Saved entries
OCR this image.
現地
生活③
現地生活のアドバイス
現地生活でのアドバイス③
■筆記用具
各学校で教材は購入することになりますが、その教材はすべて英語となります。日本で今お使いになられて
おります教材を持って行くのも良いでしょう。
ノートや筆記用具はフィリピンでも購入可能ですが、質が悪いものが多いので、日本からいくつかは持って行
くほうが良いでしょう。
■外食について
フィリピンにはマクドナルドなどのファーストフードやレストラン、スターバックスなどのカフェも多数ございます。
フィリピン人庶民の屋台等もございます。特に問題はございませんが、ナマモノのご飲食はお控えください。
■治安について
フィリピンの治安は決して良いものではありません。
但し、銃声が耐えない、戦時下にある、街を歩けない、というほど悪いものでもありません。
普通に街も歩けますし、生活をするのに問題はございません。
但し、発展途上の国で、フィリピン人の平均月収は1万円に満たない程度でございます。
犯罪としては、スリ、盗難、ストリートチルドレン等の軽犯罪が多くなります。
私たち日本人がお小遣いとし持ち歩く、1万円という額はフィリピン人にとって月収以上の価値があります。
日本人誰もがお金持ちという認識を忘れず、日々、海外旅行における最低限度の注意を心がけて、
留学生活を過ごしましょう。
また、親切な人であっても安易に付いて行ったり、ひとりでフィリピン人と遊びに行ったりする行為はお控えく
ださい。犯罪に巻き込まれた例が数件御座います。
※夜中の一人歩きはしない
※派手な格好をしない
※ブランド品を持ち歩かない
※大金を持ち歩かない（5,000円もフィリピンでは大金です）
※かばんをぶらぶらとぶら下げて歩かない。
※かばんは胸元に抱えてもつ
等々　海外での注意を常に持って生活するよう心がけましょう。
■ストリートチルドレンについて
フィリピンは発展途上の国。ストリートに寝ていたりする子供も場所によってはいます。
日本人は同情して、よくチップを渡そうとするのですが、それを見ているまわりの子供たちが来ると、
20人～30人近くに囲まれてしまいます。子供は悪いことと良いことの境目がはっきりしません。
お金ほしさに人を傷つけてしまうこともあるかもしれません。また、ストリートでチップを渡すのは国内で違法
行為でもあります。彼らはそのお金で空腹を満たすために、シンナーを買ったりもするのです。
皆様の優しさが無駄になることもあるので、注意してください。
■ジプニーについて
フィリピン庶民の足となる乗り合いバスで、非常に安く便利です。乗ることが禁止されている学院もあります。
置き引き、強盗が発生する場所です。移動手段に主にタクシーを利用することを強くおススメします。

**Problem to solve:** Output all of the data again, exactly.

**Correct response:**
OCR this image.
現地
生活③
現地生活のアドバイス
現地生活でのアドバイス③
■筆記用具
各学校で教材は購入することになりますが、その教材はすべて英語となります。日本で今お使いになられて
おります教材を持って行くのも良いでしょう。
ノートや筆記用具はフィリピンでも購入可能ですが、質が悪いものが多いので、日本からいくつかは持って行
くほうが良いでしょう。
■外食について
フィリピンにはマクドナルドなどのファーストフードやレストラン、スターバックスなどのカフェも多数ございます。
フィリピン人庶民の屋台等もございます。特に問題はございませんが、ナマモノのご飲食はお控えください。
■治安について
フィリピンの治安は決して良いものではありません。
但し、銃声が耐えない、戦時下にある、街を歩けない、というほど悪いものでもありません。
普通に街も歩けますし、生活をするのに問題はございません。
但し、発展途上の国で、フィリピン人の平均月収は1万円に満たない程度でございます。
犯罪としては、スリ、盗難、ストリートチルドレン等の軽犯罪が多くなります。
私たち日本人がお小遣いとし持ち歩く、1万円という額はフィリピン人にとって月収以上の価値があります。
日本人誰もがお金持ちという認識を忘れず、日々、海外旅行における最低限度の注意を心がけて、
留学生活を過ごしましょう。
また、親切な人であっても安易に付いて行ったり、ひとりでフィリピン人と遊びに行ったりする行為はお控えく
ださい。犯罪に巻き込まれた例が数件御座います。
※夜中の一人歩きはしない
※派手な格好をしない
※ブランド品を持ち歩かない
※大金を持ち歩かない（5,000円もフィリピンでは大金です）
※かばんをぶらぶらとぶら下げて歩かない。
※かばんは胸元に抱えてもつ
等々　海外での注意を常に持って生活するよう心がけましょう。
■ストリートチルドレンについて
フィリピンは発展途上の国。ストリートに寝ていたりする子供も場所によってはいます。
日本人は同情して、よくチップを渡そうとするのですが、それを見ているまわりの子供たちが来ると、
20人～30人近くに囲まれてしまいます。子供は悪いことと良いことの境目がはっきりしません。
お金ほしさに人を傷つけてしまうこともあるかもしれません。また、ストリートでチップを渡すのは国内で違法
行為でもあります。彼らはそのお金で空腹を満たすために、シンナーを買ったりもするのです。
皆様の優しさが無駄になることもあるので、注意してください。
■ジプニーについて
フィリピン庶民の足となる乗り合いバスで、非常に安く便利です。乗ることが禁止されている学院もあります。
置き引き、強盗が発生する場所です。移動手段に主にタクシーを利用することを強くおススメします。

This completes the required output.